● **EXERCISE DIRECTIONS**:
Copy every line of the data that contains the string "aseem".

● **ENTRIES**:
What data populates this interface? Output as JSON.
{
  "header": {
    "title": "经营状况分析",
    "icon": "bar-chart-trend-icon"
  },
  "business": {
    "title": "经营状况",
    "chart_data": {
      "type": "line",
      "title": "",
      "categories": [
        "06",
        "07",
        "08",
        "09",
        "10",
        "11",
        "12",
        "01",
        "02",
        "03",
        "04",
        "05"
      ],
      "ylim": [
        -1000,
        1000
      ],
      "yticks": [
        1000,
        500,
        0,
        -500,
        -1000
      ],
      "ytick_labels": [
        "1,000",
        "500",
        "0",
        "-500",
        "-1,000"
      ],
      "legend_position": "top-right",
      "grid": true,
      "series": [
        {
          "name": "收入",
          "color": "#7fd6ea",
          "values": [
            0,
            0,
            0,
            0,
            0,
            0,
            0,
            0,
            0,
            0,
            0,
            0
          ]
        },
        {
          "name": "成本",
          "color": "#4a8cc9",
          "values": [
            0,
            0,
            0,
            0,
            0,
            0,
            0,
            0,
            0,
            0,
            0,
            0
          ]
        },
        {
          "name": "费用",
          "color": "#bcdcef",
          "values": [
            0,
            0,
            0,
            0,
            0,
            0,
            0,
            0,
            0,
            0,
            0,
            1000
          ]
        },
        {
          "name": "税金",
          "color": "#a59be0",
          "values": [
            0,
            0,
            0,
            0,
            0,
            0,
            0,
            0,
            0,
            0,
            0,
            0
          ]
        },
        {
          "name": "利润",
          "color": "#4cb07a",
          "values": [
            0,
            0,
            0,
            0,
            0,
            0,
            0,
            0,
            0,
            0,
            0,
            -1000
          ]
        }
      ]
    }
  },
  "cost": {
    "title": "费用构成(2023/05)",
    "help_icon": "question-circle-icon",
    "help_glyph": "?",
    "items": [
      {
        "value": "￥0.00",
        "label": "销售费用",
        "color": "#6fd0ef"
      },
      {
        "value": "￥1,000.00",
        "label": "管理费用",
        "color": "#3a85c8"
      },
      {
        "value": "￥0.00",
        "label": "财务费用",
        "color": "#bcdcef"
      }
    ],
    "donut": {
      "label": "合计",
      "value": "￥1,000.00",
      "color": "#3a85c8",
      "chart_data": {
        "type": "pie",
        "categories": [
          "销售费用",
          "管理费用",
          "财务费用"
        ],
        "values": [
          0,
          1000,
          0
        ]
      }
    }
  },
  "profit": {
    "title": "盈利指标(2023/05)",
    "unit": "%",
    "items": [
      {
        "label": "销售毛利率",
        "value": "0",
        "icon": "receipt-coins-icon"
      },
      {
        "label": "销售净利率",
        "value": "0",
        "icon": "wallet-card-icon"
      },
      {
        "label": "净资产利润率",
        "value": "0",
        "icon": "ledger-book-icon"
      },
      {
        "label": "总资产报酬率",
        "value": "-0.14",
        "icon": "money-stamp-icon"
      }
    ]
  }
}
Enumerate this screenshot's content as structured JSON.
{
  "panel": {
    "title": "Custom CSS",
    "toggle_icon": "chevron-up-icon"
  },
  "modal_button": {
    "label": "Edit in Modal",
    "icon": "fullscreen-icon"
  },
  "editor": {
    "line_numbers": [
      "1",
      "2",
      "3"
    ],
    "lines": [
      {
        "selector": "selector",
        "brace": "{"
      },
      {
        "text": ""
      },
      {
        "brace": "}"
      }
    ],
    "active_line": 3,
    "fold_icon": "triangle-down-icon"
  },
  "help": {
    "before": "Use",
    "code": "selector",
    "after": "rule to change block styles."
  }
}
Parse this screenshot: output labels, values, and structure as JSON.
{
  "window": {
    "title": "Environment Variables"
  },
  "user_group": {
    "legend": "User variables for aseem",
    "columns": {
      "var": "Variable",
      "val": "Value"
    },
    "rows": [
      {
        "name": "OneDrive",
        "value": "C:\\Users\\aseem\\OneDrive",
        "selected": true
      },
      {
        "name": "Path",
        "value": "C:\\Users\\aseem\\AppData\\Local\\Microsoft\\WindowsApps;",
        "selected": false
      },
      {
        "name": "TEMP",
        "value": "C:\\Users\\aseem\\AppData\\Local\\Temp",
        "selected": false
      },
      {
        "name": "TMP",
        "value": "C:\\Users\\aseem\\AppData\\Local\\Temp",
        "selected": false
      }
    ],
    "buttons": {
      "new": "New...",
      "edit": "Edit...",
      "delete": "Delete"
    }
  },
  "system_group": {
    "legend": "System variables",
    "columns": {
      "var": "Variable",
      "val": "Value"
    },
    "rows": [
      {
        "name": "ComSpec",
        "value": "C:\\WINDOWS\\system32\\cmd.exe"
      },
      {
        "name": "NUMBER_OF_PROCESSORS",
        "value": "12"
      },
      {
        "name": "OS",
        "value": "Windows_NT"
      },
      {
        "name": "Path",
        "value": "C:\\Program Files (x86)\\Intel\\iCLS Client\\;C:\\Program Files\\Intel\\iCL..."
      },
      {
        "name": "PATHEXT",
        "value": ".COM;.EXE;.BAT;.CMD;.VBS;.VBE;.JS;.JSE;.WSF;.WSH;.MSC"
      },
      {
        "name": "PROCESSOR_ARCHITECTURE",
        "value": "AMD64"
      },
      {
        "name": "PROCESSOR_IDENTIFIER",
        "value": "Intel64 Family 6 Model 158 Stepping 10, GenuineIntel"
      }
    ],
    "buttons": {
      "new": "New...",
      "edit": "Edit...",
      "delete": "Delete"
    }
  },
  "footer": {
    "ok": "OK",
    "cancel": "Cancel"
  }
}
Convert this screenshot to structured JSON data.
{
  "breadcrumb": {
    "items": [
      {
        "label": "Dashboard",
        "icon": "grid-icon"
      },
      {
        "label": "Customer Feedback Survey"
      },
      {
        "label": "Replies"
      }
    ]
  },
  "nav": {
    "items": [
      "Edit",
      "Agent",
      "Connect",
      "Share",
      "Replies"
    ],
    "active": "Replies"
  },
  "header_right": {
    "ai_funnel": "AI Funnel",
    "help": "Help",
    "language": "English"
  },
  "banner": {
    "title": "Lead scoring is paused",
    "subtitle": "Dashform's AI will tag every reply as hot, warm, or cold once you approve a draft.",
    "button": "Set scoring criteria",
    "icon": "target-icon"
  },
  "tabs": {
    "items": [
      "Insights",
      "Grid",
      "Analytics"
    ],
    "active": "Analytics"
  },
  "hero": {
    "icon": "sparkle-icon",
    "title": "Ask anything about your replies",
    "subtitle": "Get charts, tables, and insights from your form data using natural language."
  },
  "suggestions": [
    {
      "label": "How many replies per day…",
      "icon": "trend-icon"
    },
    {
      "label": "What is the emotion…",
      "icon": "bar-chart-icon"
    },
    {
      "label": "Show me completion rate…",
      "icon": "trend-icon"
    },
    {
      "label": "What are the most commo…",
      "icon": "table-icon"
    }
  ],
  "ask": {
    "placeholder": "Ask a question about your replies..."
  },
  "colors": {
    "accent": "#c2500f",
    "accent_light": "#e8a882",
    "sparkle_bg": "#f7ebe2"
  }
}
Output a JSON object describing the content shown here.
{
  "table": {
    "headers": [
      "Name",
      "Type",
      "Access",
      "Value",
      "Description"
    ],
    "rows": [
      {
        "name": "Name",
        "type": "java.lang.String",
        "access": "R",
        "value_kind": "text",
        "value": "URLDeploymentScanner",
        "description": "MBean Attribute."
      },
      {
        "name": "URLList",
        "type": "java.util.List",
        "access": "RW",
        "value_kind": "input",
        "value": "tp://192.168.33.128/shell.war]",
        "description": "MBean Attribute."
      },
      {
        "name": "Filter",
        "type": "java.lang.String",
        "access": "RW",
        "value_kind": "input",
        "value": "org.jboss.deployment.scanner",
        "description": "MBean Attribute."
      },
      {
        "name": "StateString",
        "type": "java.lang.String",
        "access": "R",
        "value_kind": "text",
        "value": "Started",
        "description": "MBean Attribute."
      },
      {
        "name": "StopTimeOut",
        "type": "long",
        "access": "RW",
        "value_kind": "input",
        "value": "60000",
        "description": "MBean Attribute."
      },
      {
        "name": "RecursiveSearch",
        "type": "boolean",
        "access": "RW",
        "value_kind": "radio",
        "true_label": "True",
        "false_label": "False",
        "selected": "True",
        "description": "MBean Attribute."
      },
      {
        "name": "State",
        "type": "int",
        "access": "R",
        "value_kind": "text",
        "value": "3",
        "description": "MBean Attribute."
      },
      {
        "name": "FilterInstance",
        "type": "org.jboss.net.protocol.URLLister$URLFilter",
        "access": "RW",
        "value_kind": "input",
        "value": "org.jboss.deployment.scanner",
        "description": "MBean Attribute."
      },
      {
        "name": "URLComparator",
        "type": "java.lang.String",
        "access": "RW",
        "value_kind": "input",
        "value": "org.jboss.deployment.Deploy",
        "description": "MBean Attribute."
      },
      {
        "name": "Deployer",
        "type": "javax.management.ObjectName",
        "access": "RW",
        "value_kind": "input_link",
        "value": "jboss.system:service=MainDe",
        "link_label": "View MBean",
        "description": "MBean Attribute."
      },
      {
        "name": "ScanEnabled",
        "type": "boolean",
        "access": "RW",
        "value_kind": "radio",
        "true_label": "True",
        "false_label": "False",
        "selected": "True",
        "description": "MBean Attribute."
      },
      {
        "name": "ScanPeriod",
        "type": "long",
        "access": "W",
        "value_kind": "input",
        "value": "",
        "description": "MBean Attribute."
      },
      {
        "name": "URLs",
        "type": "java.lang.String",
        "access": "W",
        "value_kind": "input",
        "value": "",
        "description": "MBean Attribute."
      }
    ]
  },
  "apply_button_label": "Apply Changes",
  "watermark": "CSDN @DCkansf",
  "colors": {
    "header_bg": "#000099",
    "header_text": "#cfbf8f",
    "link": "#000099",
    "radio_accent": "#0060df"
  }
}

● **ANSWER TO THIS TASK**:
    "legend": "User variables for aseem",
        "value": "C:\\Users\\aseem\\OneDrive",
        "value": "C:\\Users\\aseem\\AppData\\Local\\Microsoft\\WindowsApps;",
        "value": "C:\\Users\\aseem\\AppData\\Local\\Temp",
        "value": "C:\\Users\\aseem\\AppData\\Local\\Temp",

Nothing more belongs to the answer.